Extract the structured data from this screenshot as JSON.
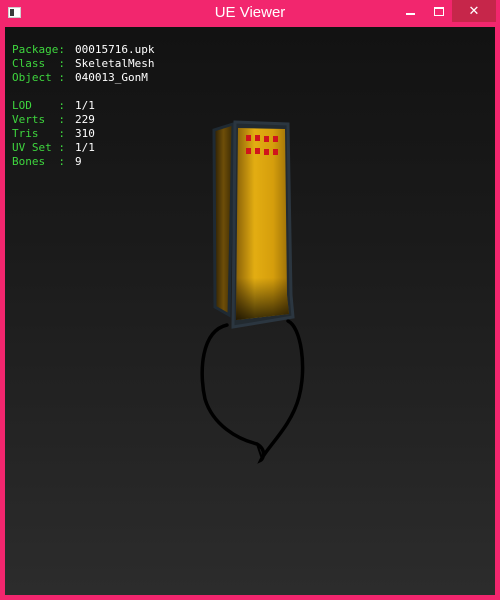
{
  "window": {
    "title": "UE Viewer",
    "minimize_icon": "minimize-icon",
    "maximize_icon": "maximize-icon",
    "close_icon": "close-icon",
    "close_glyph": "✕",
    "accent_color": "#f2266e"
  },
  "info": {
    "package": {
      "label": "Package:",
      "value": "00015716.upk"
    },
    "class": {
      "label": "Class  :",
      "value": "SkeletalMesh"
    },
    "object": {
      "label": "Object :",
      "value": "040013_GonM"
    },
    "lod": {
      "label": "LOD    :",
      "value": "1/1"
    },
    "verts": {
      "label": "Verts  :",
      "value": "229"
    },
    "tris": {
      "label": "Tris   :",
      "value": "310"
    },
    "uvset": {
      "label": "UV Set :",
      "value": "1/1"
    },
    "bones": {
      "label": "Bones  :",
      "value": "9"
    }
  },
  "colors": {
    "label_color": "#3ed63e",
    "value_color": "#ffffff",
    "mesh_yellow": "#e0a910",
    "mesh_red": "#d0141c"
  }
}
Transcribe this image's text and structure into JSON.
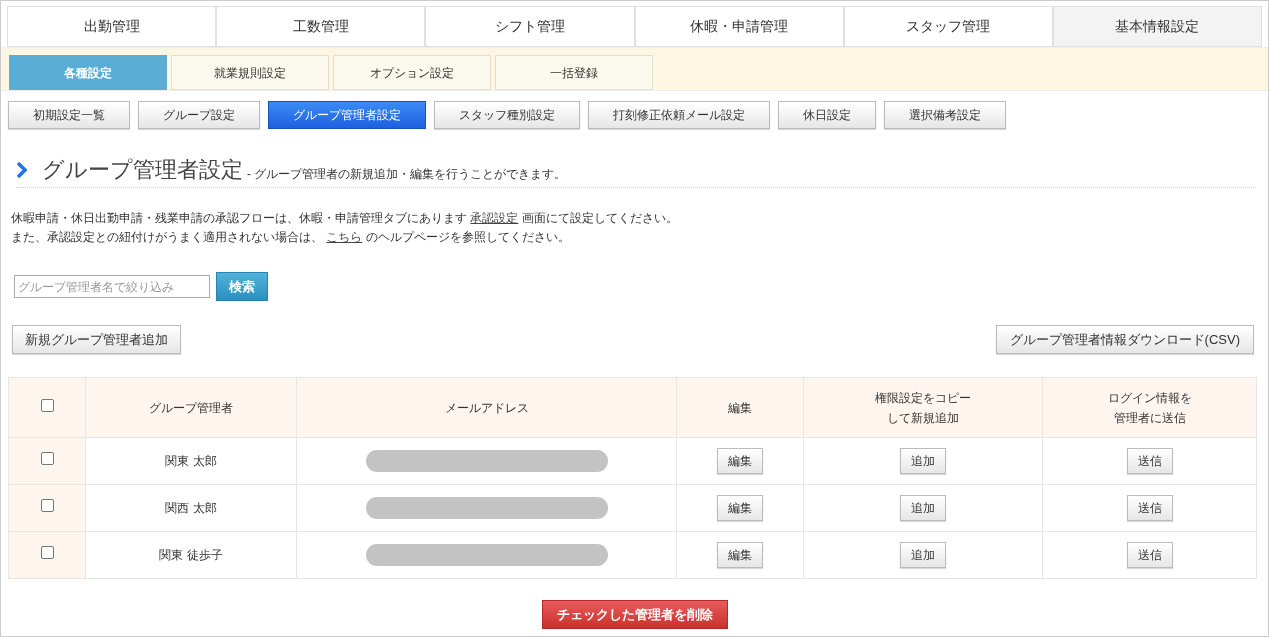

------------------------

Exercise task - Every line should be retyped exactly, with the pictures omitted.

Response below -
Extract the structured data from this screenshot as JSON.
{
  "window": {
    "title": "UE Viewer",
    "minimize_icon": "minimize-icon",
    "maximize_icon": "maximize-icon",
    "close_icon": "close-icon",
    "close_glyph": "✕",
    "accent_color": "#f2266e"
  },
  "info": {
    "package": {
      "label": "Package:",
      "value": "00015716.upk"
    },
    "class": {
      "label": "Class  :",
      "value": "SkeletalMesh"
    },
    "object": {
      "label": "Object :",
      "value": "040013_GonM"
    },
    "lod": {
      "label": "LOD    :",
      "value": "1/1"
    },
    "verts": {
      "label": "Verts  :",
      "value": "229"
    },
    "tris": {
      "label": "Tris   :",
      "value": "310"
    },
    "uvset": {
      "label": "UV Set :",
      "value": "1/1"
    },
    "bones": {
      "label": "Bones  :",
      "value": "9"
    }
  },
  "colors": {
    "label_color": "#3ed63e",
    "value_color": "#ffffff",
    "mesh_yellow": "#e0a910",
    "mesh_red": "#d0141c"
  }
}
Transcribe this image's text and structure into JSON.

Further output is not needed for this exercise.